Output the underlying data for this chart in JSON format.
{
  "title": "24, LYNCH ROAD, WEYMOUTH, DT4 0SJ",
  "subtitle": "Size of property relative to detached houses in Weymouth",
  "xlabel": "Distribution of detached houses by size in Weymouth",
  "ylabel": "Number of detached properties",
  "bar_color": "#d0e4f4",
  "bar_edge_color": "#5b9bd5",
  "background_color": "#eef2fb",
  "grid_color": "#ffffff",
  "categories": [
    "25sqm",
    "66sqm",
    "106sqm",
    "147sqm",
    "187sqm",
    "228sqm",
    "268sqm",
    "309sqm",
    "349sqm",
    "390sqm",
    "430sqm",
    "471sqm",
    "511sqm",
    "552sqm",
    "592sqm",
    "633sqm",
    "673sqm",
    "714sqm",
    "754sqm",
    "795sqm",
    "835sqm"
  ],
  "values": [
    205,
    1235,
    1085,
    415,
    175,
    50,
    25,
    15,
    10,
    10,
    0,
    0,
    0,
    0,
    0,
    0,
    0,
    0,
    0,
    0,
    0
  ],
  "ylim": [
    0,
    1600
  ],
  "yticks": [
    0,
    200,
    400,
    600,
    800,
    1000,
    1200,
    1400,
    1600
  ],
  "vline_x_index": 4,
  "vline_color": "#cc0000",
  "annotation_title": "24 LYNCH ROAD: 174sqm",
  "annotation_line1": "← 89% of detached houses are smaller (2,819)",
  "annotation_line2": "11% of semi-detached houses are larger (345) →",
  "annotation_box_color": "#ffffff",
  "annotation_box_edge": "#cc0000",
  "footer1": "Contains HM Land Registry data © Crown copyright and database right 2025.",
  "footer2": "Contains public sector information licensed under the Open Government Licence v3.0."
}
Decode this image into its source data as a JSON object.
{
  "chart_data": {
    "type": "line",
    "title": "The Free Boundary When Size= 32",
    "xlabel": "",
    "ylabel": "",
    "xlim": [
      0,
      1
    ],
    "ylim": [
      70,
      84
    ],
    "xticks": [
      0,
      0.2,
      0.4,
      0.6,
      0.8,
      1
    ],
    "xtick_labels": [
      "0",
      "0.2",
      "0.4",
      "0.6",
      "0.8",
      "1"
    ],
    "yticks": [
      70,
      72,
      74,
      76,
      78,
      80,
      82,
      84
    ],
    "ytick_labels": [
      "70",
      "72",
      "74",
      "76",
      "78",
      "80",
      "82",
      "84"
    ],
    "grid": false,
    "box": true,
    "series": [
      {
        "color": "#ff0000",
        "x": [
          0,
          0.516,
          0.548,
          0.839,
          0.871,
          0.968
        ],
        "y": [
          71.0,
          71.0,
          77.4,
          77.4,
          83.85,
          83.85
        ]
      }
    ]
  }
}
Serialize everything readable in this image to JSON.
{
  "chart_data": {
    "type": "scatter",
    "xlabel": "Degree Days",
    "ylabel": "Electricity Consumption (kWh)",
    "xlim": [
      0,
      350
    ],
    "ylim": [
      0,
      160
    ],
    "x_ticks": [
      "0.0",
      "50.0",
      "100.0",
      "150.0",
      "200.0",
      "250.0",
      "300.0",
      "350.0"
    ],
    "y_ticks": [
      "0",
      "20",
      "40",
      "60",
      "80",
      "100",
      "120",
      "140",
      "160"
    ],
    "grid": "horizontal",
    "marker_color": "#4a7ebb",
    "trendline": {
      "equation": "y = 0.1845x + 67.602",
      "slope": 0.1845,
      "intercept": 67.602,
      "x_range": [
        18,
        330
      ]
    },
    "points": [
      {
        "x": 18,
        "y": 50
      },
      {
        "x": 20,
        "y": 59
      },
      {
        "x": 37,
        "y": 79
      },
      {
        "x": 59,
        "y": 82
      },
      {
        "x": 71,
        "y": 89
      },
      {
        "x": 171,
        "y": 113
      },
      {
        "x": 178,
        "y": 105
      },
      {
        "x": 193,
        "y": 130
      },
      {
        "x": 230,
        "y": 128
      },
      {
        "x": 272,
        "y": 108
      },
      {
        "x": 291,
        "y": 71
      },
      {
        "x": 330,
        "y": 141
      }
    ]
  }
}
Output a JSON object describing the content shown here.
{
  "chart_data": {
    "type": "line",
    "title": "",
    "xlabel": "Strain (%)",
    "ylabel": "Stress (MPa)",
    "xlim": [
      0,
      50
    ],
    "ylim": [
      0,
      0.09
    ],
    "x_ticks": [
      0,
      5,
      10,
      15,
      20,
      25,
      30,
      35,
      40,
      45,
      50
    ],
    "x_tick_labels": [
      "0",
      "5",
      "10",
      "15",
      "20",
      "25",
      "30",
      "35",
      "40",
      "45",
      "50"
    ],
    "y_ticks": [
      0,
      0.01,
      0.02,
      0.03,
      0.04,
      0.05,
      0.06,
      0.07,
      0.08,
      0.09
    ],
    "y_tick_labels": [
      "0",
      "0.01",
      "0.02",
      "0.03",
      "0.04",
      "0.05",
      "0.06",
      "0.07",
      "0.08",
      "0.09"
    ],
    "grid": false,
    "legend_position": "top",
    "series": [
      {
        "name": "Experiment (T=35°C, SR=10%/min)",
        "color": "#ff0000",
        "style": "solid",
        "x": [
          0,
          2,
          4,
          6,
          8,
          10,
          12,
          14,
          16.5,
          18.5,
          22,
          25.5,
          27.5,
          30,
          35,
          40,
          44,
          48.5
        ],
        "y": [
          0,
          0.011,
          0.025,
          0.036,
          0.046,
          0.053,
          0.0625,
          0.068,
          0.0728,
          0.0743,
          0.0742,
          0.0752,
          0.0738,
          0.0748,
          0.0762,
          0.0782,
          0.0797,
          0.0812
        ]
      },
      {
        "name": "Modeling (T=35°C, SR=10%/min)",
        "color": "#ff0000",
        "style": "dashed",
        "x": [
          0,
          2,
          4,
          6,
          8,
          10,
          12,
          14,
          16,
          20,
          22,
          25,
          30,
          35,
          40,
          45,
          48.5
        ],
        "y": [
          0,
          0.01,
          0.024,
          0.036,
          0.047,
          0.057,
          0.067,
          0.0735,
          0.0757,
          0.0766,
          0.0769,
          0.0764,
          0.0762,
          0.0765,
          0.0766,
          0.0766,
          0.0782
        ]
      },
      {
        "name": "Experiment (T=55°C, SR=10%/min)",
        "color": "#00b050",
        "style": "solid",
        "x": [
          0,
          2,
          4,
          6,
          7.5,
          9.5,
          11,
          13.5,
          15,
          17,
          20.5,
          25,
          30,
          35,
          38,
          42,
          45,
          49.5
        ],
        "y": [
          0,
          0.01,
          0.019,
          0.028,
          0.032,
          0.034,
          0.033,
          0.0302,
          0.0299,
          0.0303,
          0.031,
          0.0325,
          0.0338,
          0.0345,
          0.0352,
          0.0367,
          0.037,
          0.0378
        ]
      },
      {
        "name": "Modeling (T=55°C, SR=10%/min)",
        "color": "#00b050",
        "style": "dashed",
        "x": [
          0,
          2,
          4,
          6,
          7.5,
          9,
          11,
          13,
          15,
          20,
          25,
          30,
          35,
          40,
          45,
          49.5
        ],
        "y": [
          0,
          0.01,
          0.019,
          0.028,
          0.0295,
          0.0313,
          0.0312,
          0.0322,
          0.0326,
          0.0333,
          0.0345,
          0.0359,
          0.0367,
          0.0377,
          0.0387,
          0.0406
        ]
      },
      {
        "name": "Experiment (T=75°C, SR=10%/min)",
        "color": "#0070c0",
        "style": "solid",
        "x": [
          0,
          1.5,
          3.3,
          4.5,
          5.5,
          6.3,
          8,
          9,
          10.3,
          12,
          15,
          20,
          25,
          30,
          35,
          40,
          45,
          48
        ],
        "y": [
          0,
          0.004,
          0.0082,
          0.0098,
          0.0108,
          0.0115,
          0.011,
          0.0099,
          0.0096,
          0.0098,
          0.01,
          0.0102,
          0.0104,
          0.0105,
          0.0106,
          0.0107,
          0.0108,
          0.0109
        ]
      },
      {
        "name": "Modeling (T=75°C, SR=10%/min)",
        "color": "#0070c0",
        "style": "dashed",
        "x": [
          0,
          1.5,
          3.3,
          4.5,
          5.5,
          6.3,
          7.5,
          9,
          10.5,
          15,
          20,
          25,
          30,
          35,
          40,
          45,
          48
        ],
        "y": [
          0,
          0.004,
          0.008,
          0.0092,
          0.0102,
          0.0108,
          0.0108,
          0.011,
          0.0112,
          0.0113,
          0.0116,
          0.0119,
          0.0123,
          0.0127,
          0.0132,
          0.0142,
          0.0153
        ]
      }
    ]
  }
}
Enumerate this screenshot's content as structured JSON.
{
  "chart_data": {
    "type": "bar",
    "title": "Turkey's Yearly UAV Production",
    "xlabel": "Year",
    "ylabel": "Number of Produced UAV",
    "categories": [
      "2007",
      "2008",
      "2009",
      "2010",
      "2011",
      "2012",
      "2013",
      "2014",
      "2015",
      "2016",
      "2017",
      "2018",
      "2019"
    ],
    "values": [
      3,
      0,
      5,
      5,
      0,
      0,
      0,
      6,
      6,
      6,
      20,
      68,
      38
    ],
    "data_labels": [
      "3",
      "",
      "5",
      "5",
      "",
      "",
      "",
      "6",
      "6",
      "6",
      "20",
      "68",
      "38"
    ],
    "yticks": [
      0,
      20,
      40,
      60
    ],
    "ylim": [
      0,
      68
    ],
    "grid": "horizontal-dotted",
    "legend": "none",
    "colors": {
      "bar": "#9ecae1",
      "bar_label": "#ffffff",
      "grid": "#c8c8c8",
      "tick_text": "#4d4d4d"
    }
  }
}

YOUR OBJECTIVE >>
Copy out each line of the material that holds the word "xlabel".

SOLUTION FOR THIS TASK >>
  "xlabel": "Distribution of detached houses by size in Weymouth",
    "xlabel": "",
    "xlabel": "Degree Days",
    "xlabel": "Strain (%)",
    "xlabel": "Year",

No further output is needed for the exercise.